**WHAT IS REQUIRED**
Match the word "Certified". Return each line of the data below where it appears.

**Page text dataset records**
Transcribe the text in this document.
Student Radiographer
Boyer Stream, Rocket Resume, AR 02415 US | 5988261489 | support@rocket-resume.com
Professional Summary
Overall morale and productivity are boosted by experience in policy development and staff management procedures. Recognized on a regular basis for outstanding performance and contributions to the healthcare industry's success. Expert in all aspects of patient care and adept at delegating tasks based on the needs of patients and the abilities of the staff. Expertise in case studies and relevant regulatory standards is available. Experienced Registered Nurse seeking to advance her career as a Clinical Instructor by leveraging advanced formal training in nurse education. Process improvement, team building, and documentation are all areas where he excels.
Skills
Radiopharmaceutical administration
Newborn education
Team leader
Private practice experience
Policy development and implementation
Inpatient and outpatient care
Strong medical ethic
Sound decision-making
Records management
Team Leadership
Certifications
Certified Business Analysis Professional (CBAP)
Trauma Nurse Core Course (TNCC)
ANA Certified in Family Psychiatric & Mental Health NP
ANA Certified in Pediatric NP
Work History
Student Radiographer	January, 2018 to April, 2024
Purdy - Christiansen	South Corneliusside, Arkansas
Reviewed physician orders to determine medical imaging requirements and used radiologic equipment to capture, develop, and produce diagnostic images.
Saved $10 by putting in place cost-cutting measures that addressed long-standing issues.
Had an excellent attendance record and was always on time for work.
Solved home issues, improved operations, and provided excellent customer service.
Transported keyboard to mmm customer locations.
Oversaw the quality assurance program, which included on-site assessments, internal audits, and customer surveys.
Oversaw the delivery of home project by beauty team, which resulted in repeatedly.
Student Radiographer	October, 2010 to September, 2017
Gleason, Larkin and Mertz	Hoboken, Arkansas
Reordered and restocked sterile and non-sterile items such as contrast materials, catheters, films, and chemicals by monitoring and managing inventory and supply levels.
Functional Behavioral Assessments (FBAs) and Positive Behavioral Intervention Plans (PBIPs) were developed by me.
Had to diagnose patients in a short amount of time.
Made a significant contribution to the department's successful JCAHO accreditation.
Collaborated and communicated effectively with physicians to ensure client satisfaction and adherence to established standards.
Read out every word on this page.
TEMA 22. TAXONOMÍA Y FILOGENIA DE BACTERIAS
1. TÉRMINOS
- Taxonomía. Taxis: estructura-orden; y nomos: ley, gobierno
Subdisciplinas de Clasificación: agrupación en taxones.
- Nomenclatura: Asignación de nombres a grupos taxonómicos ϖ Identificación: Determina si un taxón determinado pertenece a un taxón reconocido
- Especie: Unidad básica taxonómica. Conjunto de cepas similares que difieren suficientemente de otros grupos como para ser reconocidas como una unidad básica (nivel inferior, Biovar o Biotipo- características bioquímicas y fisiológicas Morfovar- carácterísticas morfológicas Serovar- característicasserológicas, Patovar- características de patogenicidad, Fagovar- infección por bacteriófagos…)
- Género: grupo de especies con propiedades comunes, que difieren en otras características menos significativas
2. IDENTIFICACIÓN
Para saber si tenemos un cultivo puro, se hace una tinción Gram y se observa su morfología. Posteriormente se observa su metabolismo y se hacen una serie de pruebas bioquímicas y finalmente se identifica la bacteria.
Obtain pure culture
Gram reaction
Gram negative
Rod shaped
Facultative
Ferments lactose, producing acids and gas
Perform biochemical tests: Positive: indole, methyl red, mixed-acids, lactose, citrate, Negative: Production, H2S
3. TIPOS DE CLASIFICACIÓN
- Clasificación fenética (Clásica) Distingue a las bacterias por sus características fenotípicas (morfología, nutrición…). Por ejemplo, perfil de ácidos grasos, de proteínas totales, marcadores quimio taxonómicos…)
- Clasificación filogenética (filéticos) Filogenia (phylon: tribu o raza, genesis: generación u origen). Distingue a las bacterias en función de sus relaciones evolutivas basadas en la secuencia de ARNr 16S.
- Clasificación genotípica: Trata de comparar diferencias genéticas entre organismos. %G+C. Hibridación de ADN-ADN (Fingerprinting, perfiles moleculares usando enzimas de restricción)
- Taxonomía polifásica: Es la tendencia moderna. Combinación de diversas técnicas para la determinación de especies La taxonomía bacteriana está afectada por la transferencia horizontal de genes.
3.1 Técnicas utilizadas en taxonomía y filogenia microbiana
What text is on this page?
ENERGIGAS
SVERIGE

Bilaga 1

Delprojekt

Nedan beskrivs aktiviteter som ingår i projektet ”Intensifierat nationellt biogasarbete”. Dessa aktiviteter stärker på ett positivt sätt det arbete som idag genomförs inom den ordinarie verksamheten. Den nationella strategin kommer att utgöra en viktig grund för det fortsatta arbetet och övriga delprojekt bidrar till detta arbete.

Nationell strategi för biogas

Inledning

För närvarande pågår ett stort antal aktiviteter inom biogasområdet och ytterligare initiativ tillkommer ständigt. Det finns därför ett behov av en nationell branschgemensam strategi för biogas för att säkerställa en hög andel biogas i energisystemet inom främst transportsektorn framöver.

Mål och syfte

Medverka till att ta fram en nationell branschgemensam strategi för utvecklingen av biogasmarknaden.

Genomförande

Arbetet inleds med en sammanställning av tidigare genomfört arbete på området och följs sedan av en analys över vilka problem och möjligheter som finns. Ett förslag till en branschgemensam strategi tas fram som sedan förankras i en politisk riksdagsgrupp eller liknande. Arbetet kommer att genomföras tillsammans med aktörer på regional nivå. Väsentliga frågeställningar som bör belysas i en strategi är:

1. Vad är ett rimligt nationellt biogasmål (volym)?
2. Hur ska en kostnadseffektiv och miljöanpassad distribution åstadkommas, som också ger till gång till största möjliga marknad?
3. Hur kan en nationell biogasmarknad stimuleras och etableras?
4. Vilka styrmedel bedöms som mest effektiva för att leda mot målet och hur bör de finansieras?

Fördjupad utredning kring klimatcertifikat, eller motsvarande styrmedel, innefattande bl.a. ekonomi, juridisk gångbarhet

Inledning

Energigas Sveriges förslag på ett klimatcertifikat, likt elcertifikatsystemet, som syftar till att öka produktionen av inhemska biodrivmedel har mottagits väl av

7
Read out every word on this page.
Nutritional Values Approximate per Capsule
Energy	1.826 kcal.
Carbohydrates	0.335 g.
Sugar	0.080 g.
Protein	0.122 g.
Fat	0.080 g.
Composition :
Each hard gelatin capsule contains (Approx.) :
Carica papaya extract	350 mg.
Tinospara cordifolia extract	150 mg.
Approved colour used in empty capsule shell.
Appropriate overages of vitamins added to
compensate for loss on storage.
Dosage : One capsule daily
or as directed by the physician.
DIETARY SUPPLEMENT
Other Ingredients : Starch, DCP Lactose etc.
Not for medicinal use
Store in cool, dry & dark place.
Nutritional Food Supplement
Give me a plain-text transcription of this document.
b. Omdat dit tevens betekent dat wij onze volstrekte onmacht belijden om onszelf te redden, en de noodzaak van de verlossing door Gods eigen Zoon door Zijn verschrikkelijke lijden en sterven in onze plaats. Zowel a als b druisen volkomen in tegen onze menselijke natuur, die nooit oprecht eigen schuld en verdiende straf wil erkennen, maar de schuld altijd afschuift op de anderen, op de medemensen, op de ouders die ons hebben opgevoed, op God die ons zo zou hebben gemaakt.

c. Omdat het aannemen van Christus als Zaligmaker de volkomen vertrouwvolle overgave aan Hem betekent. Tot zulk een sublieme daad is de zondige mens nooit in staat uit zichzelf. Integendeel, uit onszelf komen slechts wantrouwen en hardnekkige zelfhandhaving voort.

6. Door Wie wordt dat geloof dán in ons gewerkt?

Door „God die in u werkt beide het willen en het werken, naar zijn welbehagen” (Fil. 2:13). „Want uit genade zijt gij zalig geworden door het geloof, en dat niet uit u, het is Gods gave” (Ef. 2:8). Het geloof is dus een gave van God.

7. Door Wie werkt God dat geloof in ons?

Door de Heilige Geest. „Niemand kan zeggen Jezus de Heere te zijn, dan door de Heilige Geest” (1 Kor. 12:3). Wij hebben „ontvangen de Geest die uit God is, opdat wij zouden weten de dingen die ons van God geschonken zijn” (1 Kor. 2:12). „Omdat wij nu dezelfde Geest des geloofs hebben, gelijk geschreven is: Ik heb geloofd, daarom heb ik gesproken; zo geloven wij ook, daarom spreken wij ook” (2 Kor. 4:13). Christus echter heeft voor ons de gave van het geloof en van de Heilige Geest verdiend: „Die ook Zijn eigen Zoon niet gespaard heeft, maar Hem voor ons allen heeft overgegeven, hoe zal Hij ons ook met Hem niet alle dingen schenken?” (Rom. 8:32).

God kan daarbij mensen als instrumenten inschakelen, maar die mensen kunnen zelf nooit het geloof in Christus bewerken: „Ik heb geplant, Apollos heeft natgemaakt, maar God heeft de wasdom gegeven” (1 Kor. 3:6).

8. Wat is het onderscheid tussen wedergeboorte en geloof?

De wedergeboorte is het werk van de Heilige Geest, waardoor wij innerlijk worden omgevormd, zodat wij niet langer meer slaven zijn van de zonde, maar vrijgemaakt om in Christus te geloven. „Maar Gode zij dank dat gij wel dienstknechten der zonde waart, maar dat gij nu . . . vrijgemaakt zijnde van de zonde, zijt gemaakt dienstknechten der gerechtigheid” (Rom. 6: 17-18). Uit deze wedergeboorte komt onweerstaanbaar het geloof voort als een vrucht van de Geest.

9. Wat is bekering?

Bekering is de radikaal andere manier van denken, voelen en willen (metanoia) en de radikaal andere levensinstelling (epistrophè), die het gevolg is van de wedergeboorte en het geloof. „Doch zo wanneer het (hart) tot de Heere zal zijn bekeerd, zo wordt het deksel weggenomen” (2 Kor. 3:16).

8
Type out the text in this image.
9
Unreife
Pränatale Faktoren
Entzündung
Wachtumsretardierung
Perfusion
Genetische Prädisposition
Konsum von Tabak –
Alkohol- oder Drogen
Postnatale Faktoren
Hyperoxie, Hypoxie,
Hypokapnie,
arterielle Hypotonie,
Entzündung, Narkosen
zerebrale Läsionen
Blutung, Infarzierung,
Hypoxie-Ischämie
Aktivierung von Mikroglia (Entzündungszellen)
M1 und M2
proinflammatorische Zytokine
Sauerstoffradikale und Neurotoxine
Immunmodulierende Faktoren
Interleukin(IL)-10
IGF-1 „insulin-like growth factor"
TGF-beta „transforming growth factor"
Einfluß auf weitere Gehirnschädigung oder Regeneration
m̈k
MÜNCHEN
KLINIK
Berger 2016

**COMPLETED EXERCISE**
Certified Business Analysis Professional (CBAP)
ANA Certified in Family Psychiatric & Mental Health NP
ANA Certified in Pediatric NP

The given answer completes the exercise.